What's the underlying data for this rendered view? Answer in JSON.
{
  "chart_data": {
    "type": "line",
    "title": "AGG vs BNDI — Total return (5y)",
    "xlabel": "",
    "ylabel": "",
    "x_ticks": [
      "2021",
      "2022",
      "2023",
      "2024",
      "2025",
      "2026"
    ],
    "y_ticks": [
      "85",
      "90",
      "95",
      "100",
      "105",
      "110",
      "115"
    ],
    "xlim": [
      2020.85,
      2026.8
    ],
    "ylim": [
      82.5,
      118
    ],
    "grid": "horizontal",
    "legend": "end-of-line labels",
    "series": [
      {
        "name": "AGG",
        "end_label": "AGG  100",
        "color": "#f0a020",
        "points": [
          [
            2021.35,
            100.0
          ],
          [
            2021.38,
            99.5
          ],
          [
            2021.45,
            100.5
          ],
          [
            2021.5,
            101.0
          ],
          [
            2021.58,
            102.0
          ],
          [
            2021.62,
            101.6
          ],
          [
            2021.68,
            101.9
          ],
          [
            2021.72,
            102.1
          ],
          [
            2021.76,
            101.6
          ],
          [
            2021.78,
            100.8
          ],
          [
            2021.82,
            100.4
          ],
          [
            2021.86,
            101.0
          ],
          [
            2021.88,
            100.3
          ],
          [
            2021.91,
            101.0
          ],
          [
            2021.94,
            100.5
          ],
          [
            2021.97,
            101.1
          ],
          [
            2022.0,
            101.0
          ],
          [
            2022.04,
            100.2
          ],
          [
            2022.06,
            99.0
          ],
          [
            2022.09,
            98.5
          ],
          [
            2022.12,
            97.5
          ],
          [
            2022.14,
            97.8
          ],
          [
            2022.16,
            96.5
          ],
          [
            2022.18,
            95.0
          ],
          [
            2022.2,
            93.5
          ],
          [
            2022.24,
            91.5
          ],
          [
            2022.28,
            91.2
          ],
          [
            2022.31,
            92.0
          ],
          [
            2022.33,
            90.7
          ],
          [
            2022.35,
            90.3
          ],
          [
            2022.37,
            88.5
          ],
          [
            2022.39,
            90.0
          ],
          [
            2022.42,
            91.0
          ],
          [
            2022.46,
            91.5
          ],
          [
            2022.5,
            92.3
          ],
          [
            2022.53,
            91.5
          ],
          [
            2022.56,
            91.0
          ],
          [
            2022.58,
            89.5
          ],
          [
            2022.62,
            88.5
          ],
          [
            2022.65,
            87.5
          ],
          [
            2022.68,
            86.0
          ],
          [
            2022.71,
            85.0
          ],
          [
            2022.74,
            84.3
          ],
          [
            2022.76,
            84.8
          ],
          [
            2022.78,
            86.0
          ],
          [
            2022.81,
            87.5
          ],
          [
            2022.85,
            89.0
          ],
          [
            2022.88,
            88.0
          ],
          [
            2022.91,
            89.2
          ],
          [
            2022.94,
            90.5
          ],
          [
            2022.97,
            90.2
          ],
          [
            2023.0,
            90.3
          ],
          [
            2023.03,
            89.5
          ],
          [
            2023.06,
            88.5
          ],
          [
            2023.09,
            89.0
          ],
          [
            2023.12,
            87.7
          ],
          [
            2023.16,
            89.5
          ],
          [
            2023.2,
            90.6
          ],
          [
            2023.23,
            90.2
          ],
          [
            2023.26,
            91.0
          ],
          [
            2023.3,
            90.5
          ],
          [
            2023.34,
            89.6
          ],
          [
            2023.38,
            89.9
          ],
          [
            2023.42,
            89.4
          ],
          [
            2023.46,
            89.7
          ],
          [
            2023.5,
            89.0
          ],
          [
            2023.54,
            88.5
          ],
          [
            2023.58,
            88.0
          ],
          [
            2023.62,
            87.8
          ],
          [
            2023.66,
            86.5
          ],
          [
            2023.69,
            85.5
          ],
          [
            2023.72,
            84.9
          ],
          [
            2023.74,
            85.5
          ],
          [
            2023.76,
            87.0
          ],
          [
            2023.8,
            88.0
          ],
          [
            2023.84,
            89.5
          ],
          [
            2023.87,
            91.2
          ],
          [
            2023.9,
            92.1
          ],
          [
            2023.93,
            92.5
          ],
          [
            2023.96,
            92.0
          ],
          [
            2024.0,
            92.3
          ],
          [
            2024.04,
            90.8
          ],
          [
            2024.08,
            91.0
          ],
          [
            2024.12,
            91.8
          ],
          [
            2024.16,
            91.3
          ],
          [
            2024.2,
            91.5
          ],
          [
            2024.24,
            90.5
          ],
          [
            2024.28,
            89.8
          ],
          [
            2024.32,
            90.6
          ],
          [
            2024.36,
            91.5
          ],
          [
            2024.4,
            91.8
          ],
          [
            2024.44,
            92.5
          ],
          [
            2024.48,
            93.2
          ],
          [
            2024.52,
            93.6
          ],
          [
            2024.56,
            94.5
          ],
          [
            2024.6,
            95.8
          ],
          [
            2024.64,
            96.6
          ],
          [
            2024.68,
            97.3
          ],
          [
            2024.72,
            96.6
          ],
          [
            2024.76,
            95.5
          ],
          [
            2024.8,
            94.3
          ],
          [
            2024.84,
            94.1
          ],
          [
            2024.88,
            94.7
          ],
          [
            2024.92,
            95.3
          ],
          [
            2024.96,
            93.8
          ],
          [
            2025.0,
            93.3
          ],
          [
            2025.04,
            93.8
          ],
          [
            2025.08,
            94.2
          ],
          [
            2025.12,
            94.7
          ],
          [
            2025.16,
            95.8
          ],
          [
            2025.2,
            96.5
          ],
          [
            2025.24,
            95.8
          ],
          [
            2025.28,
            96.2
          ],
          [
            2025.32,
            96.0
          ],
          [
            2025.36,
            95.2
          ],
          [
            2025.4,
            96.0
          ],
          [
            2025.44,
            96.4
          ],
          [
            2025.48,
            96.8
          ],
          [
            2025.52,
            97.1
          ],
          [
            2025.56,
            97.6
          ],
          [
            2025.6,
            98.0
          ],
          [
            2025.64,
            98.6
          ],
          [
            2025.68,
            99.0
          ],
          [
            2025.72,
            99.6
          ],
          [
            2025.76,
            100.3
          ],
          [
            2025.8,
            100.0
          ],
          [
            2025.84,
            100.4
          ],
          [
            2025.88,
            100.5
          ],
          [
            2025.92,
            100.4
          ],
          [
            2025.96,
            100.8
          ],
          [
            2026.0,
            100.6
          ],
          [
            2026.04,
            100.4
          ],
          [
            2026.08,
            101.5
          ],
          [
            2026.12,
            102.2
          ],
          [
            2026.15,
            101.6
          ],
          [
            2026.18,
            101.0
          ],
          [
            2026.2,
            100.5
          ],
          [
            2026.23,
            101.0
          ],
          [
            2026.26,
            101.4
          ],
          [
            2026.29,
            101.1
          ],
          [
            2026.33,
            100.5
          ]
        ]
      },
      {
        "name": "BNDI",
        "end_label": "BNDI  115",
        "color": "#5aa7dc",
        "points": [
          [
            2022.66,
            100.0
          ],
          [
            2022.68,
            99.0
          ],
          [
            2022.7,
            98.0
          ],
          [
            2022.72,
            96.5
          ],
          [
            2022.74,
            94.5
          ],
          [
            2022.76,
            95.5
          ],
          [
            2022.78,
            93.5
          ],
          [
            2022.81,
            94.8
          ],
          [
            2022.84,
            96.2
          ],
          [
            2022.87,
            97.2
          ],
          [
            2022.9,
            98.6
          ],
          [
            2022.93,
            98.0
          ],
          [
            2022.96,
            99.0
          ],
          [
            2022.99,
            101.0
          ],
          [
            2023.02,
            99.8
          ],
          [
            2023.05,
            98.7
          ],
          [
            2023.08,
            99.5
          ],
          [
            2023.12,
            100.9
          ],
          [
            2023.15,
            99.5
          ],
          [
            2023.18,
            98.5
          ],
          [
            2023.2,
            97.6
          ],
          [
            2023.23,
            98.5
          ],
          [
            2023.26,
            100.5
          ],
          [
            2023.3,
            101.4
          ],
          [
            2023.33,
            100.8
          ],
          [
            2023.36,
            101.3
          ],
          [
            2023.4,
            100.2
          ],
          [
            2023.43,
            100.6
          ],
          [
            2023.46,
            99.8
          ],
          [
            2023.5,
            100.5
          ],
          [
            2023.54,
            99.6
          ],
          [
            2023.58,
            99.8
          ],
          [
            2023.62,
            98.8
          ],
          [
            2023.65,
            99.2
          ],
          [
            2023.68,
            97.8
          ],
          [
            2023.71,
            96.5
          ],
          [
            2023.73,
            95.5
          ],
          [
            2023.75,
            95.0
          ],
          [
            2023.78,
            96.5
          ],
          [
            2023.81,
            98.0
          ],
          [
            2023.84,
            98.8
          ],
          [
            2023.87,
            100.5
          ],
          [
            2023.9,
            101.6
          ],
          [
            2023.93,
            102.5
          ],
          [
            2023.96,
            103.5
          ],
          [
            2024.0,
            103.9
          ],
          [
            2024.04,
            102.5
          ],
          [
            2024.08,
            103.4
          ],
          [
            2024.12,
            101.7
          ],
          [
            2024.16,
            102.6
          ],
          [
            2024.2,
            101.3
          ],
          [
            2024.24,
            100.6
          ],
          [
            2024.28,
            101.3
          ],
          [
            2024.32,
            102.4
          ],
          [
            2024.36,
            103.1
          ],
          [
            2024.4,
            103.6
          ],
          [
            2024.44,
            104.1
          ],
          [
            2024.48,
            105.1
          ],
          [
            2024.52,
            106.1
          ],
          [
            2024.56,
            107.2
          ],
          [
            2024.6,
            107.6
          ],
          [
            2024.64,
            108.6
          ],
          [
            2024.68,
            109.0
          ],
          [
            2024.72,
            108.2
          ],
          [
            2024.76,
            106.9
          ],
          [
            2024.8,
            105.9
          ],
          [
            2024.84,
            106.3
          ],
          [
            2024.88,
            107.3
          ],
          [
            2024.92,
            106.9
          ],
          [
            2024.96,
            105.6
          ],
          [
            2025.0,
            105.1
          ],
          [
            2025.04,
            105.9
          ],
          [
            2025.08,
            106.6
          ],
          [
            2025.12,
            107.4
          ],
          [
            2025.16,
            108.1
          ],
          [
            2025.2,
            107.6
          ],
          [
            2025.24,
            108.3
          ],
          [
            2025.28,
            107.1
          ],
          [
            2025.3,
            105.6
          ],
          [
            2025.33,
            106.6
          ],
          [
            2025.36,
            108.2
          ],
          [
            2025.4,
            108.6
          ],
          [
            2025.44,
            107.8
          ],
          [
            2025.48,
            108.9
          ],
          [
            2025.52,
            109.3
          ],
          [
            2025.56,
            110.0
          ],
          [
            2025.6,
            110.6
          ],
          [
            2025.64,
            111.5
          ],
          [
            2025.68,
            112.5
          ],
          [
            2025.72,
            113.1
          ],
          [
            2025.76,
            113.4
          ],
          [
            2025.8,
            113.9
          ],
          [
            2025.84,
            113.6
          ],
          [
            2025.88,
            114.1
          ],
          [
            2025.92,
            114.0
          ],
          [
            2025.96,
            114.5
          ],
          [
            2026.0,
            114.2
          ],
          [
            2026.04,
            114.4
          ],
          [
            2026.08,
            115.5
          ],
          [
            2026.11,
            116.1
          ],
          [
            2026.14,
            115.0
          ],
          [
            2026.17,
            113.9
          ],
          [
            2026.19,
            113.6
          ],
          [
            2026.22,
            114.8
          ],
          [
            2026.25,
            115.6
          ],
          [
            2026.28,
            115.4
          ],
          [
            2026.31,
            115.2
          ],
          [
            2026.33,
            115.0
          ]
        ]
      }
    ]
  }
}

■ **Problem**
Gather each line from the listing above that holds "BNDI".

■ **Completed task**
    "title": "AGG vs BNDI — Total return (5y)",
        "name": "BNDI",
        "end_label": "BNDI  115",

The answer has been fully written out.